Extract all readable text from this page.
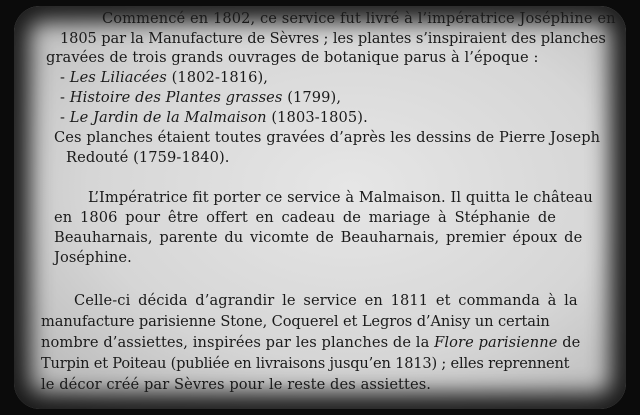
Commencé en 1802, ce service fut livré à l’impératrice Joséphine en
1805 par la Manufacture de Sèvres ; les plantes s’inspiraient des planches
gravées de trois grands ouvrages de botanique parus à l’époque :
- Les Liliacées (1802-1816),
- Histoire des Plantes grasses (1799),
- Le Jardin de la Malmaison (1803-1805).
Ces planches étaient toutes gravées d’après les dessins de Pierre Joseph
Redouté (1759-1840).
L’Impératrice fit porter ce service à Malmaison. Il quitta le château
en 1806 pour être offert en cadeau de mariage à Stéphanie de
Beauharnais, parente du vicomte de Beauharnais, premier époux de
Joséphine.
Celle-ci décida d’agrandir le service en 1811 et commanda à la
manufacture parisienne Stone, Coquerel et Legros d’Anisy un certain
nombre d’assiettes, inspirées par les planches de la Flore parisienne de
Turpin et Poiteau (publiée en livraisons jusqu’en 1813) ; elles reprennent
le décor créé par Sèvres pour le reste des assiettes.
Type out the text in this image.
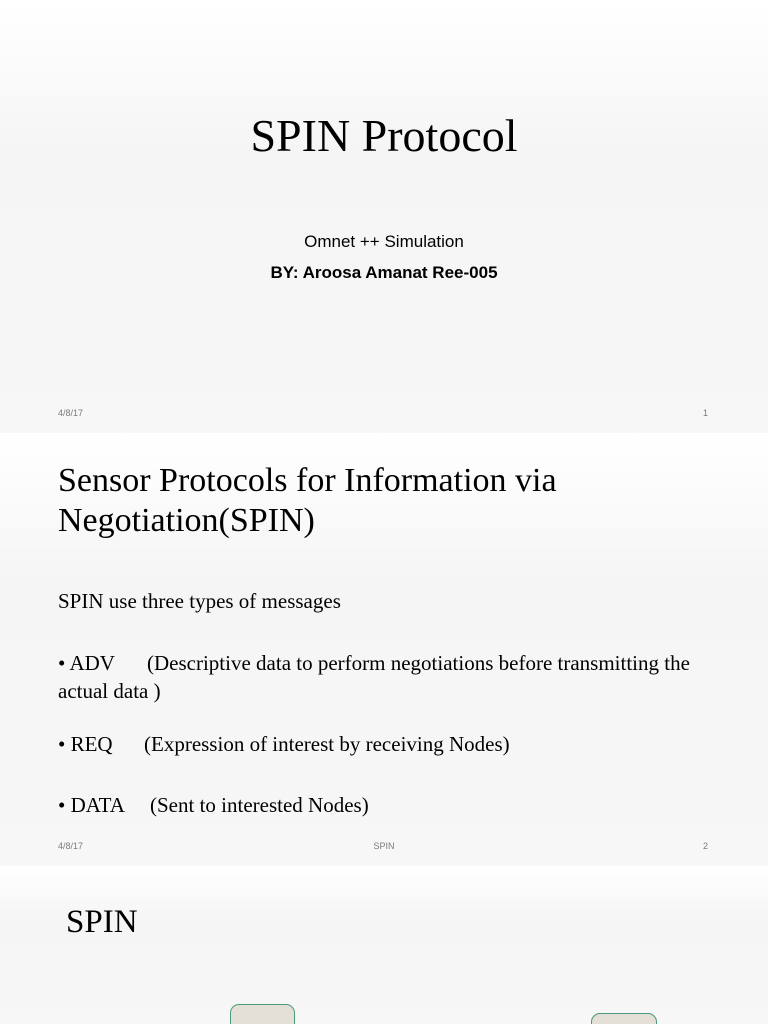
SPIN Protocol
Omnet ++ Simulation
BY: Aroosa Amanat Ree-005
4/8/17	1
Sensor Protocols for Information via Negotiation(SPIN)
SPIN use three types of messages
• ADV (Descriptive data to perform negotiations before transmitting the actual data )
• REQ (Expression of interest by receiving Nodes)
• DATA (Sent to interested Nodes)
4/8/17	SPIN	2
SPIN
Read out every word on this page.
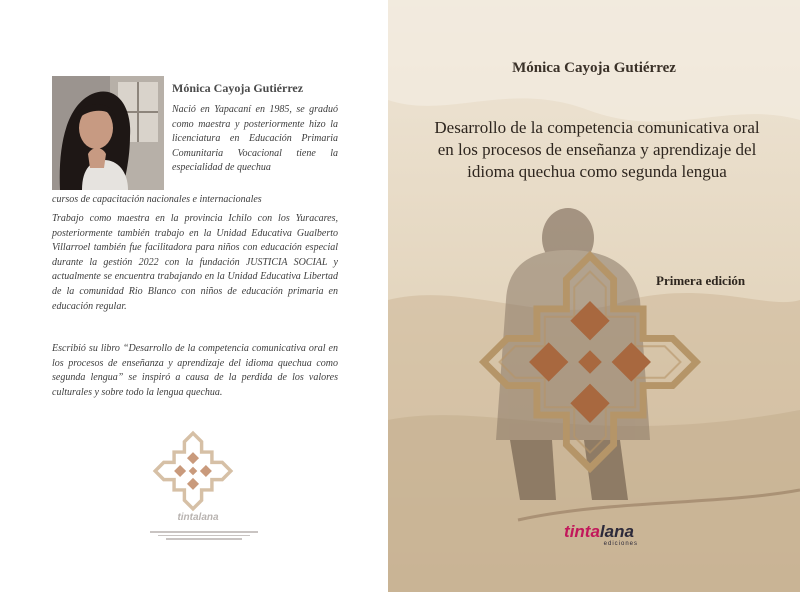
Mónica Cayoja Gutiérrez
Nació en Yapacaní en 1985, se graduó como maestra y posteriormente hizo la licenciatura en Educación Primaria Comunitaria Vocacional tiene la especialidad de quechua
cursos de capacitación nacionales e internacionales
Trabajo como maestra en la provincia Ichilo con los Yuracares, posteriormente también trabajo en la Unidad Educativa Gualberto Villarroel también fue facilitadora para niños con educación especial durante la gestión 2022 con la fundación JUSTICIA SOCIAL y actualmente se encuentra trabajando en la Unidad Educativa Libertad de la comunidad Rio Blanco con niños de educación primaria en educación regular.
Escribió su libro “Desarrollo de la competencia comunicativa oral en los procesos de enseñanza y aprendizaje del idioma quechua como segunda lengua” se inspiró a causa de la perdida de los valores culturales y sobre todo la lengua quechua.
tintalana
Mónica Cayoja Gutiérrez
Desarrollo de la competencia comunicativa oral en los procesos de enseñanza y aprendizaje del idioma quechua como segunda lengua
Primera edición
tintalana
ediciones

=== EXERCISE AIM ===
All of the data above should be transcribed verbatim, with pictures omitted.

=== RESULT ===
Extract all readable text from this page.
Commencé en 1802, ce service fut livré à l’impératrice Joséphine en
1805 par la Manufacture de Sèvres ; les plantes s’inspiraient des planches
gravées de trois grands ouvrages de botanique parus à l’époque :
- Les Liliacées (1802-1816),
- Histoire des Plantes grasses (1799),
- Le Jardin de la Malmaison (1803-1805).
Ces planches étaient toutes gravées d’après les dessins de Pierre Joseph
Redouté (1759-1840).
L’Impératrice fit porter ce service à Malmaison. Il quitta le château
en 1806 pour être offert en cadeau de mariage à Stéphanie de
Beauharnais, parente du vicomte de Beauharnais, premier époux de
Joséphine.
Celle-ci décida d’agrandir le service en 1811 et commanda à la
manufacture parisienne Stone, Coquerel et Legros d’Anisy un certain
nombre d’assiettes, inspirées par les planches de la Flore parisienne de
Turpin et Poiteau (publiée en livraisons jusqu’en 1813) ; elles reprennent
le décor créé par Sèvres pour le reste des assiettes.
Type out the text in this image.
SPIN Protocol
Omnet ++ Simulation
BY: Aroosa Amanat Ree-005
4/8/17	1
Sensor Protocols for Information via Negotiation(SPIN)
SPIN use three types of messages
• ADV (Descriptive data to perform negotiations before transmitting the actual data )
• REQ (Expression of interest by receiving Nodes)
• DATA (Sent to interested Nodes)
4/8/17	SPIN	2
SPIN
Read out every word on this page.
Mónica Cayoja Gutiérrez
Nació en Yapacaní en 1985, se graduó como maestra y posteriormente hizo la licenciatura en Educación Primaria Comunitaria Vocacional tiene la especialidad de quechua
cursos de capacitación nacionales e internacionales
Trabajo como maestra en la provincia Ichilo con los Yuracares, posteriormente también trabajo en la Unidad Educativa Gualberto Villarroel también fue facilitadora para niños con educación especial durante la gestión 2022 con la fundación JUSTICIA SOCIAL y actualmente se encuentra trabajando en la Unidad Educativa Libertad de la comunidad Rio Blanco con niños de educación primaria en educación regular.
Escribió su libro “Desarrollo de la competencia comunicativa oral en los procesos de enseñanza y aprendizaje del idioma quechua como segunda lengua” se inspiró a causa de la perdida de los valores culturales y sobre todo la lengua quechua.
tintalana
Mónica Cayoja Gutiérrez
Desarrollo de la competencia comunicativa oral en los procesos de enseñanza y aprendizaje del idioma quechua como segunda lengua
Primera edición
tintalana
ediciones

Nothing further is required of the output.